— begin Information given —
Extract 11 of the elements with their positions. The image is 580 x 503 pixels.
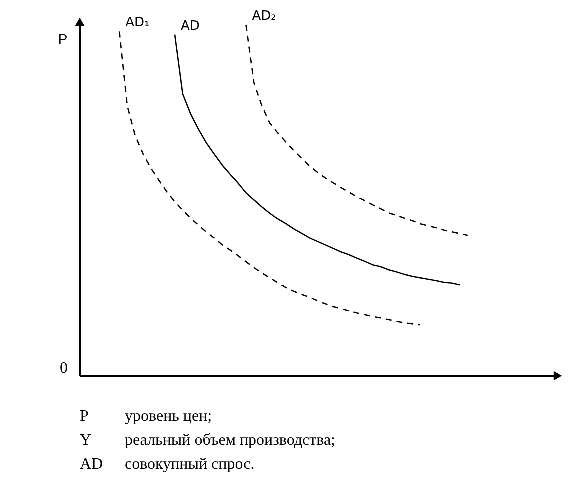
- text: совокупный спрос.: [125, 456, 255, 473]
- text: AD: [80, 456, 104, 473]
- text: Y: [80, 432, 92, 449]
- text: P: [80, 408, 89, 425]
- series-label: AD₂: [252, 9, 276, 24]
- text: уровень цен;: [125, 408, 212, 425]
- text: 0: [60, 360, 68, 377]
- series-label: AD₁: [126, 16, 150, 31]
- text: реальный объем производства;: [125, 432, 336, 449]
- y-axis-title: P: [58, 31, 68, 47]
- series-label: AD: [181, 18, 200, 34]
— end Information given —
_Set problem:_ Copy the listing again, starting from its first line and continuing through the line that contains "- text: реальный". Omit the pictures.

_Response to the task:_
Extract 11 of the elements with their positions. The image is 580 x 503 pixels.
- text: совокупный спрос.: [125, 456, 255, 473]
- text: AD: [80, 456, 104, 473]
- text: Y: [80, 432, 92, 449]
- text: P: [80, 408, 89, 425]
- series-label: AD₂: [252, 9, 276, 24]
- text: уровень цен;: [125, 408, 212, 425]
- text: 0: [60, 360, 68, 377]
- series-label: AD₁: [126, 16, 150, 31]
- text: реальный объем производства;: [125, 432, 336, 449]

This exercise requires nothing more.